## Exercise brief
Exactly reproduce each entry, leaving out nothing.

start Given data

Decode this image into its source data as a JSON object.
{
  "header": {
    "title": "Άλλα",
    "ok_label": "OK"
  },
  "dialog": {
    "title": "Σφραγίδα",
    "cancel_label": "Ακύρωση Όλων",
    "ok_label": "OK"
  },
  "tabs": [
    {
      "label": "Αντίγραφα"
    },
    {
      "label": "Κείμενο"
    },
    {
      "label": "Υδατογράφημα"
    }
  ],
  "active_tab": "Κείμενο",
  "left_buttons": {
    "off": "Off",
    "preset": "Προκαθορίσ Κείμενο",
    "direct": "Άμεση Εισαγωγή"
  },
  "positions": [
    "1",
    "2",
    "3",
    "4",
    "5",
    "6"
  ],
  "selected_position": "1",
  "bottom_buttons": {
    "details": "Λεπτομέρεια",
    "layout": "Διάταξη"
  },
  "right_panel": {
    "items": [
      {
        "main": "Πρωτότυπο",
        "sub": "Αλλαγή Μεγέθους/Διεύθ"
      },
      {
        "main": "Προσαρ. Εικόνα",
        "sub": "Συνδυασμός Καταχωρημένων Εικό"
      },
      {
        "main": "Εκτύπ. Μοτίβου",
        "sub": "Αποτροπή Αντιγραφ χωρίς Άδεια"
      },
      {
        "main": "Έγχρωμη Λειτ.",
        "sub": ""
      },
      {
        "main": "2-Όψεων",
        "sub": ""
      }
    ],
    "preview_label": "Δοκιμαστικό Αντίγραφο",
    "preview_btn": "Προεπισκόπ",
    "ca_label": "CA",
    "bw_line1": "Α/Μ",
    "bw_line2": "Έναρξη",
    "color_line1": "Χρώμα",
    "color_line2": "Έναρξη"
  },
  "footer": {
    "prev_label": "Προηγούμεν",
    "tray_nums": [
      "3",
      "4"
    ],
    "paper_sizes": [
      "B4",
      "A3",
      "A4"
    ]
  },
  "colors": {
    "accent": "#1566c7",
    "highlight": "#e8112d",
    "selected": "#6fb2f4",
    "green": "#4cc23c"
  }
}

end Given data

## Answer to this problem
Decode this image into its source data as a JSON object.
{
  "header": {
    "title": "Άλλα",
    "ok_label": "OK"
  },
  "dialog": {
    "title": "Σφραγίδα",
    "cancel_label": "Ακύρωση Όλων",
    "ok_label": "OK"
  },
  "tabs": [
    {
      "label": "Αντίγραφα"
    },
    {
      "label": "Κείμενο"
    },
    {
      "label": "Υδατογράφημα"
    }
  ],
  "active_tab": "Κείμενο",
  "left_buttons": {
    "off": "Off",
    "preset": "Προκαθορίσ Κείμενο",
    "direct": "Άμεση Εισαγωγή"
  },
  "positions": [
    "1",
    "2",
    "3",
    "4",
    "5",
    "6"
  ],
  "selected_position": "1",
  "bottom_buttons": {
    "details": "Λεπτομέρεια",
    "layout": "Διάταξη"
  },
  "right_panel": {
    "items": [
      {
        "main": "Πρωτότυπο",
        "sub": "Αλλαγή Μεγέθους/Διεύθ"
      },
      {
        "main": "Προσαρ. Εικόνα",
        "sub": "Συνδυασμός Καταχωρημένων Εικό"
      },
      {
        "main": "Εκτύπ. Μοτίβου",
        "sub": "Αποτροπή Αντιγραφ χωρίς Άδεια"
      },
      {
        "main": "Έγχρωμη Λειτ.",
        "sub": ""
      },
      {
        "main": "2-Όψεων",
        "sub": ""
      }
    ],
    "preview_label": "Δοκιμαστικό Αντίγραφο",
    "preview_btn": "Προεπισκόπ",
    "ca_label": "CA",
    "bw_line1": "Α/Μ",
    "bw_line2": "Έναρξη",
    "color_line1": "Χρώμα",
    "color_line2": "Έναρξη"
  },
  "footer": {
    "prev_label": "Προηγούμεν",
    "tray_nums": [
      "3",
      "4"
    ],
    "paper_sizes": [
      "B4",
      "A3",
      "A4"
    ]
  },
  "colors": {
    "accent": "#1566c7",
    "highlight": "#e8112d",
    "selected": "#6fb2f4",
    "green": "#4cc23c"
  }
}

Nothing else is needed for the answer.